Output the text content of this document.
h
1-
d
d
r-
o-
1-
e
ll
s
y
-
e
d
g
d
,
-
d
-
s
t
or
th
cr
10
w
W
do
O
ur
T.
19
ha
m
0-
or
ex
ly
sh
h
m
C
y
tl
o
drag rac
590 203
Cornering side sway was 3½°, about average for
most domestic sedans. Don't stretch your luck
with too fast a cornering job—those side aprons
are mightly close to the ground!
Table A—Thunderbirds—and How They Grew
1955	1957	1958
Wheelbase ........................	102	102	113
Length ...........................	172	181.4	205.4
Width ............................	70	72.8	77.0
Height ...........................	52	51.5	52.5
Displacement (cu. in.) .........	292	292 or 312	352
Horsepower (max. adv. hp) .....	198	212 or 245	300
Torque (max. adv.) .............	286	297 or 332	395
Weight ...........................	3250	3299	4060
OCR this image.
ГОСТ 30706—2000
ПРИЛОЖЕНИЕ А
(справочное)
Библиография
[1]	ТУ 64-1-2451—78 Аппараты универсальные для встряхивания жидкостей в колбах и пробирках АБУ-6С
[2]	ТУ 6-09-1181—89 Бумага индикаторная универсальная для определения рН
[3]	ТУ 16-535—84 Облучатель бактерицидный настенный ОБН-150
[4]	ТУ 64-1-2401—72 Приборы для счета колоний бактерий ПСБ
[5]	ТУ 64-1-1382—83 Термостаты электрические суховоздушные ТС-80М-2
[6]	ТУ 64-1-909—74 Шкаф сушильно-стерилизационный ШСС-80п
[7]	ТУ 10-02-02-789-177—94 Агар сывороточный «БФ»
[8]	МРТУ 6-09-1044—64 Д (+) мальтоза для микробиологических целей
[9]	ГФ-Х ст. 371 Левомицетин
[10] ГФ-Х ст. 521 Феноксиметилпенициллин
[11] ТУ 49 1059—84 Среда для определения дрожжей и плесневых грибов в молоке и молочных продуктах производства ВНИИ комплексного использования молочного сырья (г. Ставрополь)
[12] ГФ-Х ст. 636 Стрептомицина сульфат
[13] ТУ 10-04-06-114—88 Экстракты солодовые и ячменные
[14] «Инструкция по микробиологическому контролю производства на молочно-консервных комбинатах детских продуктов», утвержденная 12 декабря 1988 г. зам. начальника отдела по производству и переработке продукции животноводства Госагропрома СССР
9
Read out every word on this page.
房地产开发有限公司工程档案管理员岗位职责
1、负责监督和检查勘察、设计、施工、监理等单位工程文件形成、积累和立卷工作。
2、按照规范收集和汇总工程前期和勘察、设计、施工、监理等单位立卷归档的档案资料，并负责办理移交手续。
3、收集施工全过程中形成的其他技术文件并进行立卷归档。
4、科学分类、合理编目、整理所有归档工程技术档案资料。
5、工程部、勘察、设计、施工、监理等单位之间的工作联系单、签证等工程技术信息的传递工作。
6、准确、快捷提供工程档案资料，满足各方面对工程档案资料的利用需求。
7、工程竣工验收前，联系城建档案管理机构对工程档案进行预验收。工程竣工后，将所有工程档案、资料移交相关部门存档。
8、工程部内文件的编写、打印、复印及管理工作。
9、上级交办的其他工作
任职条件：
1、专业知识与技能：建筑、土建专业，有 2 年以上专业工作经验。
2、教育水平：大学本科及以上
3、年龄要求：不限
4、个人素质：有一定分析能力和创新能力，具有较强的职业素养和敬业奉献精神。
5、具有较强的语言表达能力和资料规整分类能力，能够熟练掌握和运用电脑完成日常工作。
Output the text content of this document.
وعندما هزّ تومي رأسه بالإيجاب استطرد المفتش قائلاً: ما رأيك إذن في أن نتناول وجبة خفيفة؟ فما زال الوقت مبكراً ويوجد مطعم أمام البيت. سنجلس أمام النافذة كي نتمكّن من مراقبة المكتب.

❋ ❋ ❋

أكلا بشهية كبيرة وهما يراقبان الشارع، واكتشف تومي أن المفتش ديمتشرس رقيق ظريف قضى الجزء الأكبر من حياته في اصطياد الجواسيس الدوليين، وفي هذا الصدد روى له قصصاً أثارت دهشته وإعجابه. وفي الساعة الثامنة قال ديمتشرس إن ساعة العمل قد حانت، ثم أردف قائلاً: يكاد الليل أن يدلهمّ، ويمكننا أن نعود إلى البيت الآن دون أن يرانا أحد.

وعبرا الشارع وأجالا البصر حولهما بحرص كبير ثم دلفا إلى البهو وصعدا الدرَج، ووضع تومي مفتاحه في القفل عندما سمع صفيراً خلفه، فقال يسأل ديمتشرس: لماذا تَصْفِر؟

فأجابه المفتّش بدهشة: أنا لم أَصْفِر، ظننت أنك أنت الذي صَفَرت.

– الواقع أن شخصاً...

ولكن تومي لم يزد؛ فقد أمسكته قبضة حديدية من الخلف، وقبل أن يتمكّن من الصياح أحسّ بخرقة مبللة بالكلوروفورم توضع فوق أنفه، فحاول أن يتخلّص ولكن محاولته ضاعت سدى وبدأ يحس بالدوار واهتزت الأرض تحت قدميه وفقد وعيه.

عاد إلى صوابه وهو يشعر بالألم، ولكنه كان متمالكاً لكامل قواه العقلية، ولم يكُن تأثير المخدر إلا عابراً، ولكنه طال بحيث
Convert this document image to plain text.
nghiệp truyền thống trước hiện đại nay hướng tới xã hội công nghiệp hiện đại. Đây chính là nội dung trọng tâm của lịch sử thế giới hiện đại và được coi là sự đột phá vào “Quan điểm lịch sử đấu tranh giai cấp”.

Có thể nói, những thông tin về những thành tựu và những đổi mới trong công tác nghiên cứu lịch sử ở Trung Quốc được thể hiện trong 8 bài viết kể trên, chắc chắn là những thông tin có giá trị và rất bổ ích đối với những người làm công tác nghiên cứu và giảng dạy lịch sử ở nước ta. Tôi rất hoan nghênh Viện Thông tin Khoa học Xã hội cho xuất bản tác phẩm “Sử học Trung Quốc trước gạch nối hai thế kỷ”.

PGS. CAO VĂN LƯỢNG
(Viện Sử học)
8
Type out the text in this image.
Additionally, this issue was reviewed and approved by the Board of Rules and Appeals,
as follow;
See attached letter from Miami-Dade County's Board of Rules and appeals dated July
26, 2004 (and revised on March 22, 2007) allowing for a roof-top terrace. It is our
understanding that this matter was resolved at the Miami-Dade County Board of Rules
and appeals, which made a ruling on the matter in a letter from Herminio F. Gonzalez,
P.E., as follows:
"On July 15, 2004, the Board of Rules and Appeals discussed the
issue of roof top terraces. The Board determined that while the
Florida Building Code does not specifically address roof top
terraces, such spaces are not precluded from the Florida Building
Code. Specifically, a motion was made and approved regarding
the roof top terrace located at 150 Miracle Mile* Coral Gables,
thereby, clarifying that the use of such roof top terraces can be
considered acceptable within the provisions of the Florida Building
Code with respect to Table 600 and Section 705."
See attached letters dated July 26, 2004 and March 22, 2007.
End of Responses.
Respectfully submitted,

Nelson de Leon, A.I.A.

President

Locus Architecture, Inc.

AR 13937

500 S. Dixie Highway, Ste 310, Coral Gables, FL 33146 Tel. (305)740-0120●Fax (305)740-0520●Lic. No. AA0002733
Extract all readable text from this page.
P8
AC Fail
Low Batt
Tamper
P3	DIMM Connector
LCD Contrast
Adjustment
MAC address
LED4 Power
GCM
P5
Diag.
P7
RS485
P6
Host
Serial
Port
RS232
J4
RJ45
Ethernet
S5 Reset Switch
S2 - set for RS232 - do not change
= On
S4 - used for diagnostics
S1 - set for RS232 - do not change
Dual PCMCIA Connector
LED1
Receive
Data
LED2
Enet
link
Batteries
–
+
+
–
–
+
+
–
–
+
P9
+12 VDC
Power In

■ ■ ■ ■ ■ ■ ■

Brief — Write every entry out again exactly.

Response —
Output the text content of this document.
h
1-
d
d
r-
o-
1-
e
ll
s
y
-
e
d
g
d
,
-
d
-
s
t
or
th
cr
10
w
W
do
O
ur
T.
19
ha
m
0-
or
ex
ly
sh
h
m
C
y
tl
o
drag rac
590 203
Cornering side sway was 3½°, about average for
most domestic sedans. Don't stretch your luck
with too fast a cornering job—those side aprons
are mightly close to the ground!
Table A—Thunderbirds—and How They Grew
1955	1957	1958
Wheelbase ........................	102	102	113
Length ...........................	172	181.4	205.4
Width ............................	70	72.8	77.0
Height ...........................	52	51.5	52.5
Displacement (cu. in.) .........	292	292 or 312	352
Horsepower (max. adv. hp) .....	198	212 or 245	300
Torque (max. adv.) .............	286	297 or 332	395
Weight ...........................	3250	3299	4060
OCR this image.
ГОСТ 30706—2000
ПРИЛОЖЕНИЕ А
(справочное)
Библиография
[1]	ТУ 64-1-2451—78 Аппараты универсальные для встряхивания жидкостей в колбах и пробирках АБУ-6С
[2]	ТУ 6-09-1181—89 Бумага индикаторная универсальная для определения рН
[3]	ТУ 16-535—84 Облучатель бактерицидный настенный ОБН-150
[4]	ТУ 64-1-2401—72 Приборы для счета колоний бактерий ПСБ
[5]	ТУ 64-1-1382—83 Термостаты электрические суховоздушные ТС-80М-2
[6]	ТУ 64-1-909—74 Шкаф сушильно-стерилизационный ШСС-80п
[7]	ТУ 10-02-02-789-177—94 Агар сывороточный «БФ»
[8]	МРТУ 6-09-1044—64 Д (+) мальтоза для микробиологических целей
[9]	ГФ-Х ст. 371 Левомицетин
[10] ГФ-Х ст. 521 Феноксиметилпенициллин
[11] ТУ 49 1059—84 Среда для определения дрожжей и плесневых грибов в молоке и молочных продуктах производства ВНИИ комплексного использования молочного сырья (г. Ставрополь)
[12] ГФ-Х ст. 636 Стрептомицина сульфат
[13] ТУ 10-04-06-114—88 Экстракты солодовые и ячменные
[14] «Инструкция по микробиологическому контролю производства на молочно-консервных комбинатах детских продуктов», утвержденная 12 декабря 1988 г. зам. начальника отдела по производству и переработке продукции животноводства Госагропрома СССР
9
Read out every word on this page.
房地产开发有限公司工程档案管理员岗位职责
1、负责监督和检查勘察、设计、施工、监理等单位工程文件形成、积累和立卷工作。
2、按照规范收集和汇总工程前期和勘察、设计、施工、监理等单位立卷归档的档案资料，并负责办理移交手续。
3、收集施工全过程中形成的其他技术文件并进行立卷归档。
4、科学分类、合理编目、整理所有归档工程技术档案资料。
5、工程部、勘察、设计、施工、监理等单位之间的工作联系单、签证等工程技术信息的传递工作。
6、准确、快捷提供工程档案资料，满足各方面对工程档案资料的利用需求。
7、工程竣工验收前，联系城建档案管理机构对工程档案进行预验收。工程竣工后，将所有工程档案、资料移交相关部门存档。
8、工程部内文件的编写、打印、复印及管理工作。
9、上级交办的其他工作
任职条件：
1、专业知识与技能：建筑、土建专业，有 2 年以上专业工作经验。
2、教育水平：大学本科及以上
3、年龄要求：不限
4、个人素质：有一定分析能力和创新能力，具有较强的职业素养和敬业奉献精神。
5、具有较强的语言表达能力和资料规整分类能力，能够熟练掌握和运用电脑完成日常工作。
Output the text content of this document.
وعندما هزّ تومي رأسه بالإيجاب استطرد المفتش قائلاً: ما رأيك إذن في أن نتناول وجبة خفيفة؟ فما زال الوقت مبكراً ويوجد مطعم أمام البيت. سنجلس أمام النافذة كي نتمكّن من مراقبة المكتب.

❋ ❋ ❋

أكلا بشهية كبيرة وهما يراقبان الشارع، واكتشف تومي أن المفتش ديمتشرس رقيق ظريف قضى الجزء الأكبر من حياته في اصطياد الجواسيس الدوليين، وفي هذا الصدد روى له قصصاً أثارت دهشته وإعجابه. وفي الساعة الثامنة قال ديمتشرس إن ساعة العمل قد حانت، ثم أردف قائلاً: يكاد الليل أن يدلهمّ، ويمكننا أن نعود إلى البيت الآن دون أن يرانا أحد.

وعبرا الشارع وأجالا البصر حولهما بحرص كبير ثم دلفا إلى البهو وصعدا الدرَج، ووضع تومي مفتاحه في القفل عندما سمع صفيراً خلفه، فقال يسأل ديمتشرس: لماذا تَصْفِر؟

فأجابه المفتّش بدهشة: أنا لم أَصْفِر، ظننت أنك أنت الذي صَفَرت.

– الواقع أن شخصاً...

ولكن تومي لم يزد؛ فقد أمسكته قبضة حديدية من الخلف، وقبل أن يتمكّن من الصياح أحسّ بخرقة مبللة بالكلوروفورم توضع فوق أنفه، فحاول أن يتخلّص ولكن محاولته ضاعت سدى وبدأ يحس بالدوار واهتزت الأرض تحت قدميه وفقد وعيه.

عاد إلى صوابه وهو يشعر بالألم، ولكنه كان متمالكاً لكامل قواه العقلية، ولم يكُن تأثير المخدر إلا عابراً، ولكنه طال بحيث
Convert this document image to plain text.
nghiệp truyền thống trước hiện đại nay hướng tới xã hội công nghiệp hiện đại. Đây chính là nội dung trọng tâm của lịch sử thế giới hiện đại và được coi là sự đột phá vào “Quan điểm lịch sử đấu tranh giai cấp”.

Có thể nói, những thông tin về những thành tựu và những đổi mới trong công tác nghiên cứu lịch sử ở Trung Quốc được thể hiện trong 8 bài viết kể trên, chắc chắn là những thông tin có giá trị và rất bổ ích đối với những người làm công tác nghiên cứu và giảng dạy lịch sử ở nước ta. Tôi rất hoan nghênh Viện Thông tin Khoa học Xã hội cho xuất bản tác phẩm “Sử học Trung Quốc trước gạch nối hai thế kỷ”.

PGS. CAO VĂN LƯỢNG
(Viện Sử học)
8
Type out the text in this image.
Additionally, this issue was reviewed and approved by the Board of Rules and Appeals,
as follow;
See attached letter from Miami-Dade County's Board of Rules and appeals dated July
26, 2004 (and revised on March 22, 2007) allowing for a roof-top terrace. It is our
understanding that this matter was resolved at the Miami-Dade County Board of Rules
and appeals, which made a ruling on the matter in a letter from Herminio F. Gonzalez,
P.E., as follows:
"On July 15, 2004, the Board of Rules and Appeals discussed the
issue of roof top terraces. The Board determined that while the
Florida Building Code does not specifically address roof top
terraces, such spaces are not precluded from the Florida Building
Code. Specifically, a motion was made and approved regarding
the roof top terrace located at 150 Miracle Mile* Coral Gables,
thereby, clarifying that the use of such roof top terraces can be
considered acceptable within the provisions of the Florida Building
Code with respect to Table 600 and Section 705."
See attached letters dated July 26, 2004 and March 22, 2007.
End of Responses.
Respectfully submitted,

Nelson de Leon, A.I.A.

President

Locus Architecture, Inc.

AR 13937

500 S. Dixie Highway, Ste 310, Coral Gables, FL 33146 Tel. (305)740-0120●Fax (305)740-0520●Lic. No. AA0002733
Extract all readable text from this page.
P8
AC Fail
Low Batt
Tamper
P3	DIMM Connector
LCD Contrast
Adjustment
MAC address
LED4 Power
GCM
P5
Diag.
P7
RS485
P6
Host
Serial
Port
RS232
J4
RJ45
Ethernet
S5 Reset Switch
S2 - set for RS232 - do not change
= On
S4 - used for diagnostics
S1 - set for RS232 - do not change
Dual PCMCIA Connector
LED1
Receive
Data
LED2
Enet
link
Batteries
–
+
+
–
–
+
+
–
–
+
P9
+12 VDC
Power In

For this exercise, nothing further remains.